» **What to work on**:
Wherever the string "Voltage" shows up in a line, count that line. Give the total alone.

» **Supplied data**:
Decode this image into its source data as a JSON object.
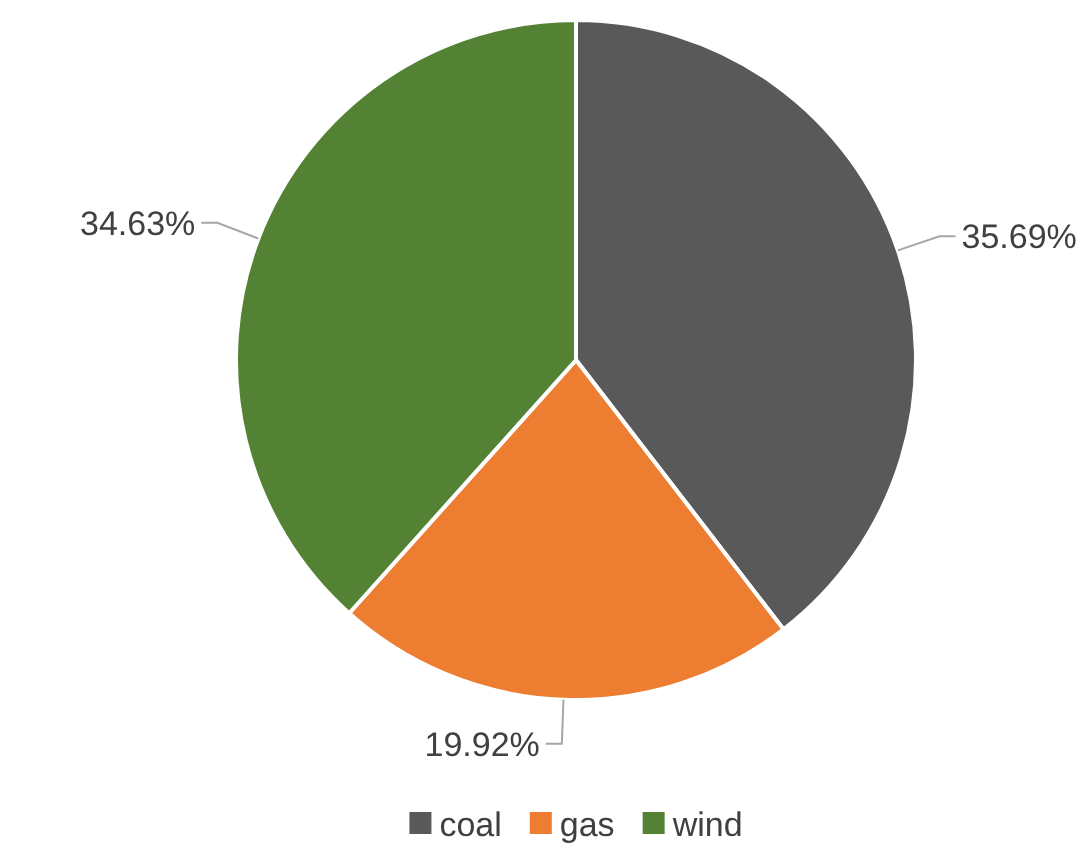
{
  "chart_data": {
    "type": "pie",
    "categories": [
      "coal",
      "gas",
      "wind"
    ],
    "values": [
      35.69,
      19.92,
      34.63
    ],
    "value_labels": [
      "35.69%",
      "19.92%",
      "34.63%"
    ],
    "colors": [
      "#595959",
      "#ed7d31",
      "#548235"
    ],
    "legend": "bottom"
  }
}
---
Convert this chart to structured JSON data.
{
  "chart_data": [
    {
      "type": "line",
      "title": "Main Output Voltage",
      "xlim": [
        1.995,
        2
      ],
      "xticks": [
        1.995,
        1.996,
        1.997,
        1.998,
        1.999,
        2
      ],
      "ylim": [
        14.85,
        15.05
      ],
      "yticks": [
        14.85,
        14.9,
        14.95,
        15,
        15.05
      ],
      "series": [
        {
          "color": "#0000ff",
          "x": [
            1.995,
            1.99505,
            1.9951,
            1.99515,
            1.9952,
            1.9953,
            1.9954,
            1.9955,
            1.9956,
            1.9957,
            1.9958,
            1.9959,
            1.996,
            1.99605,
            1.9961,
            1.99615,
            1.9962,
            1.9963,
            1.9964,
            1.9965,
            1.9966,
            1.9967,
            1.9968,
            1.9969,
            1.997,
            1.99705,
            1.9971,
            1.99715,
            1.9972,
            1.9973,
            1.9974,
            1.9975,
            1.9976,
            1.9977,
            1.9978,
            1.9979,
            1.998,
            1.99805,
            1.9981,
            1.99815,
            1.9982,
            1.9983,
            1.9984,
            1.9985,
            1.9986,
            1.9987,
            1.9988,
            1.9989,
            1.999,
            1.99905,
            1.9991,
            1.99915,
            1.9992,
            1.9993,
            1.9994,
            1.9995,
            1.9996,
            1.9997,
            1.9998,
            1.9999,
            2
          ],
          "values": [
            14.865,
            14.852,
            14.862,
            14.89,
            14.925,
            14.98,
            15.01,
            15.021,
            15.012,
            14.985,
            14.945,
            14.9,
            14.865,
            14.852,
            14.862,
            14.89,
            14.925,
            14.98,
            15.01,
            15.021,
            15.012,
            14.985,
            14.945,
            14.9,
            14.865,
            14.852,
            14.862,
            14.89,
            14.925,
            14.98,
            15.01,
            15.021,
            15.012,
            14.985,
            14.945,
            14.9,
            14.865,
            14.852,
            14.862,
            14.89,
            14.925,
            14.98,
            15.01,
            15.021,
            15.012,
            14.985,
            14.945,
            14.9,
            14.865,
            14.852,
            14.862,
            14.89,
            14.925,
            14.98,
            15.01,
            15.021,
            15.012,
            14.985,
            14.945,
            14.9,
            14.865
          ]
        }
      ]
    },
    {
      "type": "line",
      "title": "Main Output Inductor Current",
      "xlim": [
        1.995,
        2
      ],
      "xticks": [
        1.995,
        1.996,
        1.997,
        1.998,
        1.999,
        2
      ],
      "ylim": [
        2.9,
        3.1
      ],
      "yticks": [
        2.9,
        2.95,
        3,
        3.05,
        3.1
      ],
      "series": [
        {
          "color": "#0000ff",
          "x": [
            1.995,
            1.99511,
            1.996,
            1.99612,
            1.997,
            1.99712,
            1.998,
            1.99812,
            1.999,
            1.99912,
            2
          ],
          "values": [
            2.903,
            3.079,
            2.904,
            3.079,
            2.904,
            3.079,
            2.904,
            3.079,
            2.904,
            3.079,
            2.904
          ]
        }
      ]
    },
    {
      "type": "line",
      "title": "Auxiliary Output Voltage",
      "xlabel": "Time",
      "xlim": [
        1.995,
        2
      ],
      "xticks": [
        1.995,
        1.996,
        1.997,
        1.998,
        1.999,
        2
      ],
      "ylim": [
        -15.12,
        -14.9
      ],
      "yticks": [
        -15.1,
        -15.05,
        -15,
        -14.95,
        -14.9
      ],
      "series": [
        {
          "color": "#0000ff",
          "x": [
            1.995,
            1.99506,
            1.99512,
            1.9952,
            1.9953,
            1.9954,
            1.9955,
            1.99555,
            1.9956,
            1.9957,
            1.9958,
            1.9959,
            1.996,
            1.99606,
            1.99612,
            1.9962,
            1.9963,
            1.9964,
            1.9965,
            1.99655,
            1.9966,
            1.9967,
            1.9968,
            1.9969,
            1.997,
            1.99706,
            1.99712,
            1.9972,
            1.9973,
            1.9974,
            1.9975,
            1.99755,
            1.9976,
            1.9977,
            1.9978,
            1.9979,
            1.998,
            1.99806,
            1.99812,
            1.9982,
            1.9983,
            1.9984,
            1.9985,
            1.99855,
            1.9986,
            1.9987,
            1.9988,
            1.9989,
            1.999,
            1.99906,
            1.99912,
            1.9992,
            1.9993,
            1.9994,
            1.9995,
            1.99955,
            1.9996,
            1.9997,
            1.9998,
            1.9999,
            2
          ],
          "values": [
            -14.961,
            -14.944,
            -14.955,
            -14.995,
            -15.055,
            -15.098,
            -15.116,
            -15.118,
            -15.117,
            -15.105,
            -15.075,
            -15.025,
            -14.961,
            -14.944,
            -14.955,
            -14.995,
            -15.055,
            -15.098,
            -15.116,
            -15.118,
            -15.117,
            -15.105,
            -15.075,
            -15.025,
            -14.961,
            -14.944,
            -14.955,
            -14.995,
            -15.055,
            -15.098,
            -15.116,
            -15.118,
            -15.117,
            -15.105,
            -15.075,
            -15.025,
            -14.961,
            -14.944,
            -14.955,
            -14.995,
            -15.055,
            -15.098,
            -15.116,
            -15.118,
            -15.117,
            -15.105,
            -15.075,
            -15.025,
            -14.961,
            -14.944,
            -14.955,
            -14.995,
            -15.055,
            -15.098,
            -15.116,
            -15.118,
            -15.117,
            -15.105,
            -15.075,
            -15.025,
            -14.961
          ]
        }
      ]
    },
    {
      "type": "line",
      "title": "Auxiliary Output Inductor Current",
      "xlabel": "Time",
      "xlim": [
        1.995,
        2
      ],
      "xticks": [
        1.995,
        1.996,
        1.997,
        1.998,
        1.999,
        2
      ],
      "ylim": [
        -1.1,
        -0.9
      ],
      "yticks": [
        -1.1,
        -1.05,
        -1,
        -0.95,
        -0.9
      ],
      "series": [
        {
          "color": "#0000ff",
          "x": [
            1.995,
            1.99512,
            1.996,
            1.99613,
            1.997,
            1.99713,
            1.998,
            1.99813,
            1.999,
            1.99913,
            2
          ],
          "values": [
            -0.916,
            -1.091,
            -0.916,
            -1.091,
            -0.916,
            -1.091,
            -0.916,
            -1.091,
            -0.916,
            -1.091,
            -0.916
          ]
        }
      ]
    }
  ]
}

» **Answer to this task**:
2